• TASK INSTRUCTIONS: Pull out every line from the listing that has the word "après".

• WORKING DATA:
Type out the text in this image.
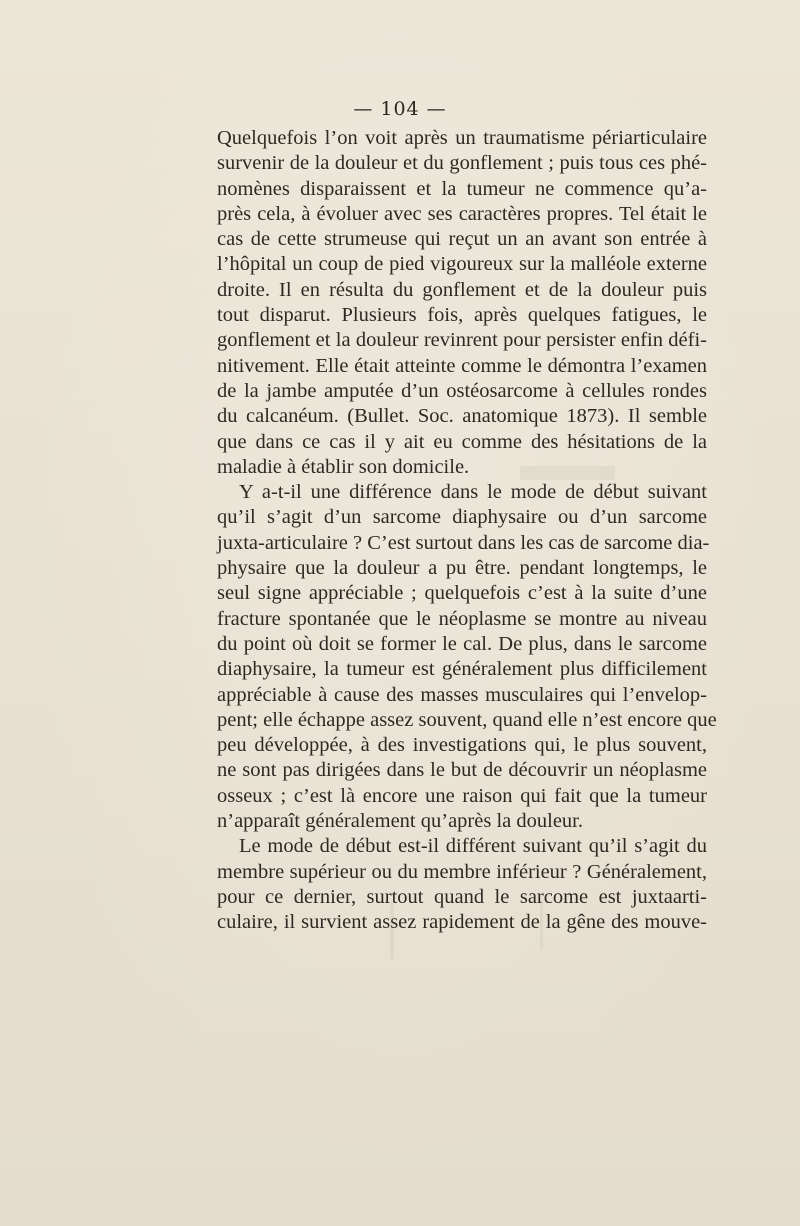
— 104 —
Quelquefois l’on voit après un traumatisme périarticulaire
survenir de la douleur et du gonflement ; puis tous ces phé-
nomènes disparaissent et la tumeur ne commence qu’a-
près cela, à évoluer avec ses caractères propres. Tel était le
cas de cette strumeuse qui reçut un an avant son entrée à
l’hôpital un coup de pied vigoureux sur la malléole externe
droite. Il en résulta du gonflement et de la douleur puis
tout disparut. Plusieurs fois, après quelques fatigues, le
gonflement et la douleur revinrent pour persister enfin défi-
nitivement. Elle était atteinte comme le démontra l’examen
de la jambe amputée d’un ostéosarcome à cellules rondes
du calcanéum. (Bullet. Soc. anatomique 1873). Il semble
que dans ce cas il y ait eu comme des hésitations de la
maladie à établir son domicile.
Y a-t-il une différence dans le mode de début suivant
qu’il s’agit d’un sarcome diaphysaire ou d’un sarcome
juxta-articulaire ? C’est surtout dans les cas de sarcome dia-
physaire que la douleur a pu être. pendant longtemps, le
seul signe appréciable ; quelquefois c’est à la suite d’une
fracture spontanée que le néoplasme se montre au niveau
du point où doit se former le cal. De plus, dans le sarcome
diaphysaire, la tumeur est généralement plus difficilement
appréciable à cause des masses musculaires qui l’envelop-
pent; elle échappe assez souvent, quand elle n’est encore que
peu développée, à des investigations qui, le plus souvent,
ne sont pas dirigées dans le but de découvrir un néoplasme
osseux ; c’est là encore une raison qui fait que la tumeur
n’apparaît généralement qu’après la douleur.
Le mode de début est-il différent suivant qu’il s’agit du
membre supérieur ou du membre inférieur ? Généralement,
pour ce dernier, surtout quand le sarcome est juxtaarti-
culaire, il survient assez rapidement de la gêne des mouve-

• ANSWER TO THIS EXERCISE:
Quelquefois l’on voit après un traumatisme périarticulaire
tout disparut. Plusieurs fois, après quelques fatigues, le
n’apparaît généralement qu’après la douleur.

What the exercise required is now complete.